◆ What to do
Return the material word for word. Do not include the pictures.

[Extracted data entries]
[start]

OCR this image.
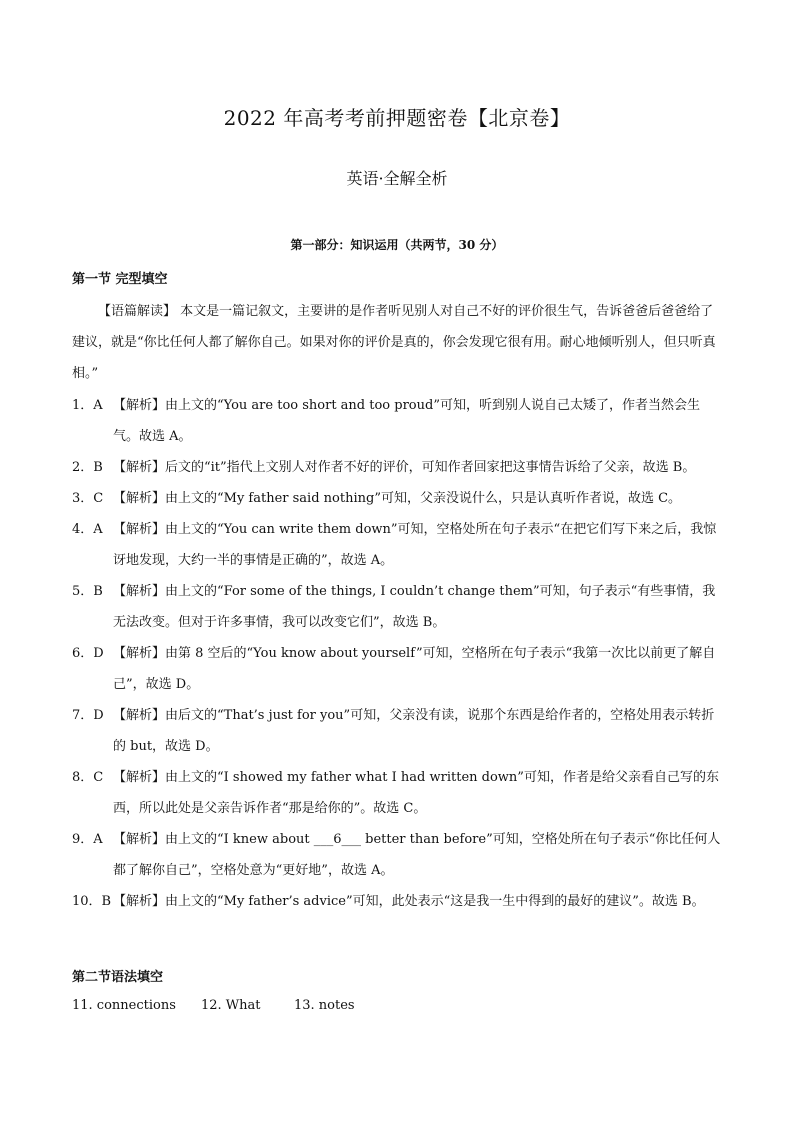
2022 年高考考前押题密卷【北京卷】
英语·全解全析
第一部分：知识运用（共两节，30 分）
第一节 完型填空
【语篇解读】 本文是一篇记叙文，主要讲的是作者听见别人对自己不好的评价很生气，告诉爸爸后爸爸给了建议，就是“你比任何人都了解你自己。如果对你的评价是真的，你会发现它很有用。耐心地倾听别人，但只听真相。”
1．A 【解析】由上文的“You are too short and too proud”可知，听到别人说自己太矮了，作者当然会生气。故选 A。
2．B 【解析】后文的“it”指代上文别人对作者不好的评价，可知作者回家把这事情告诉给了父亲，故选 B。
3．C 【解析】由上文的“My father said nothing”可知，父亲没说什么，只是认真听作者说，故选 C。
4．A 【解析】由上文的“You can write them down”可知，空格处所在句子表示“在把它们写下来之后，我惊讶地发现，大约一半的事情是正确的”，故选 A。
5．B 【解析】由上文的“For some of the things, I couldn’t change them”可知，句子表示“有些事情，我无法改变。但对于许多事情，我可以改变它们”，故选 B。
6．D 【解析】由第 8 空后的“You know about yourself”可知，空格所在句子表示“我第一次比以前更了解自己”，故选 D。
7．D 【解析】由后文的“That’s just for you”可知，父亲没有读，说那个东西是给作者的，空格处用表示转折的 but，故选 D。
8．C 【解析】由上文的“I showed my father what I had written down”可知，作者是给父亲看自己写的东西，所以此处是父亲告诉作者“那是给你的”。故选 C。
9．A 【解析】由上文的“I knew about ___6___ better than before”可知，空格处所在句子表示“你比任何人都了解你自己”，空格处意为“更好地”，故选 A。
10．B 【解析】由上文的“My father’s advice”可知，此处表示“这是我一生中得到的最好的建议”。故选 B。
第二节语法填空
11. connections 12. What	13. notes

[end]

◆ Response for this exercise
OCR this image.
2022 年高考考前押题密卷【北京卷】
英语·全解全析
第一部分：知识运用（共两节，30 分）
第一节 完型填空
【语篇解读】 本文是一篇记叙文，主要讲的是作者听见别人对自己不好的评价很生气，告诉爸爸后爸爸给了建议，就是“你比任何人都了解你自己。如果对你的评价是真的，你会发现它很有用。耐心地倾听别人，但只听真相。”
1．A 【解析】由上文的“You are too short and too proud”可知，听到别人说自己太矮了，作者当然会生气。故选 A。
2．B 【解析】后文的“it”指代上文别人对作者不好的评价，可知作者回家把这事情告诉给了父亲，故选 B。
3．C 【解析】由上文的“My father said nothing”可知，父亲没说什么，只是认真听作者说，故选 C。
4．A 【解析】由上文的“You can write them down”可知，空格处所在句子表示“在把它们写下来之后，我惊讶地发现，大约一半的事情是正确的”，故选 A。
5．B 【解析】由上文的“For some of the things, I couldn’t change them”可知，句子表示“有些事情，我无法改变。但对于许多事情，我可以改变它们”，故选 B。
6．D 【解析】由第 8 空后的“You know about yourself”可知，空格所在句子表示“我第一次比以前更了解自己”，故选 D。
7．D 【解析】由后文的“That’s just for you”可知，父亲没有读，说那个东西是给作者的，空格处用表示转折的 but，故选 D。
8．C 【解析】由上文的“I showed my father what I had written down”可知，作者是给父亲看自己写的东西，所以此处是父亲告诉作者“那是给你的”。故选 C。
9．A 【解析】由上文的“I knew about ___6___ better than before”可知，空格处所在句子表示“你比任何人都了解你自己”，空格处意为“更好地”，故选 A。
10．B 【解析】由上文的“My father’s advice”可知，此处表示“这是我一生中得到的最好的建议”。故选 B。
第二节语法填空
11. connections 12. What	13. notes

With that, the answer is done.